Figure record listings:
· · ·

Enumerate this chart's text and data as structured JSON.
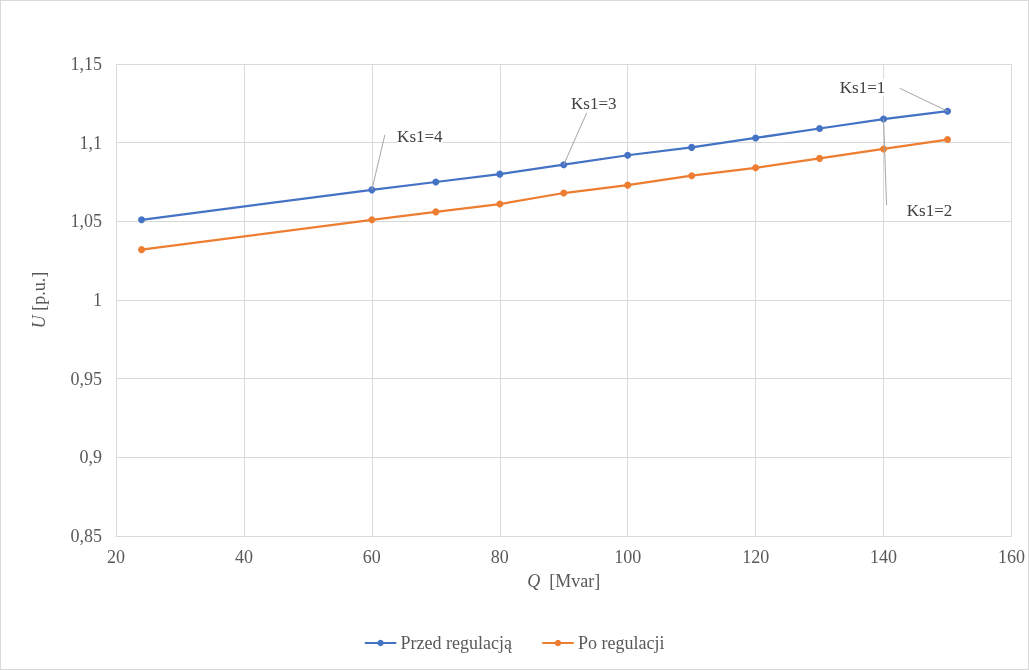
{
  "chart_data": {
    "type": "line",
    "xlabel": "Q  [Mvar]",
    "ylabel": "U [p.u.]",
    "x": [
      24,
      60,
      70,
      80,
      90,
      100,
      110,
      120,
      130,
      140,
      150
    ],
    "series": [
      {
        "name": "Przed regulacją",
        "color": "#4472c4",
        "values": [
          1.051,
          1.07,
          1.075,
          1.08,
          1.086,
          1.092,
          1.097,
          1.103,
          1.109,
          1.115,
          1.12
        ]
      },
      {
        "name": "Po regulacji",
        "color": "#ed7d31",
        "values": [
          1.032,
          1.051,
          1.056,
          1.061,
          1.068,
          1.073,
          1.079,
          1.084,
          1.09,
          1.096,
          1.102
        ]
      }
    ],
    "xlim": [
      20,
      160
    ],
    "xticks": [
      20,
      40,
      60,
      80,
      100,
      120,
      140,
      160
    ],
    "ylim": [
      0.85,
      1.15
    ],
    "yticks": [
      {
        "value": 0.85,
        "label": "0,85"
      },
      {
        "value": 0.9,
        "label": "0,9"
      },
      {
        "value": 0.95,
        "label": "0,95"
      },
      {
        "value": 1,
        "label": "1"
      },
      {
        "value": 1.05,
        "label": "1,05"
      },
      {
        "value": 1.1,
        "label": "1,1"
      },
      {
        "value": 1.15,
        "label": "1,15"
      }
    ],
    "annotations": [
      {
        "text": "Ks1=4",
        "x": 60,
        "y": 1.07
      },
      {
        "text": "Ks1=3",
        "x": 90,
        "y": 1.086
      },
      {
        "text": "Ks1=1",
        "x": 150,
        "y": 1.12
      },
      {
        "text": "Ks1=2",
        "x": 140,
        "y": 1.115
      }
    ],
    "grid": true,
    "legend": "bottom",
    "marker": "circle",
    "line_style": "solid"
  }
}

· · ·

** REQUIREMENT **
The pictures should not appear in the copy; every other part of the records above must be returned exactly.

** WRITTEN ANSWER **
Enumerate this chart's text and data as structured JSON.
{
  "chart_data": {
    "type": "line",
    "xlabel": "Q  [Mvar]",
    "ylabel": "U [p.u.]",
    "x": [
      24,
      60,
      70,
      80,
      90,
      100,
      110,
      120,
      130,
      140,
      150
    ],
    "series": [
      {
        "name": "Przed regulacją",
        "color": "#4472c4",
        "values": [
          1.051,
          1.07,
          1.075,
          1.08,
          1.086,
          1.092,
          1.097,
          1.103,
          1.109,
          1.115,
          1.12
        ]
      },
      {
        "name": "Po regulacji",
        "color": "#ed7d31",
        "values": [
          1.032,
          1.051,
          1.056,
          1.061,
          1.068,
          1.073,
          1.079,
          1.084,
          1.09,
          1.096,
          1.102
        ]
      }
    ],
    "xlim": [
      20,
      160
    ],
    "xticks": [
      20,
      40,
      60,
      80,
      100,
      120,
      140,
      160
    ],
    "ylim": [
      0.85,
      1.15
    ],
    "yticks": [
      {
        "value": 0.85,
        "label": "0,85"
      },
      {
        "value": 0.9,
        "label": "0,9"
      },
      {
        "value": 0.95,
        "label": "0,95"
      },
      {
        "value": 1,
        "label": "1"
      },
      {
        "value": 1.05,
        "label": "1,05"
      },
      {
        "value": 1.1,
        "label": "1,1"
      },
      {
        "value": 1.15,
        "label": "1,15"
      }
    ],
    "annotations": [
      {
        "text": "Ks1=4",
        "x": 60,
        "y": 1.07
      },
      {
        "text": "Ks1=3",
        "x": 90,
        "y": 1.086
      },
      {
        "text": "Ks1=1",
        "x": 150,
        "y": 1.12
      },
      {
        "text": "Ks1=2",
        "x": 140,
        "y": 1.115
      }
    ],
    "grid": true,
    "legend": "bottom",
    "marker": "circle",
    "line_style": "solid"
  }
}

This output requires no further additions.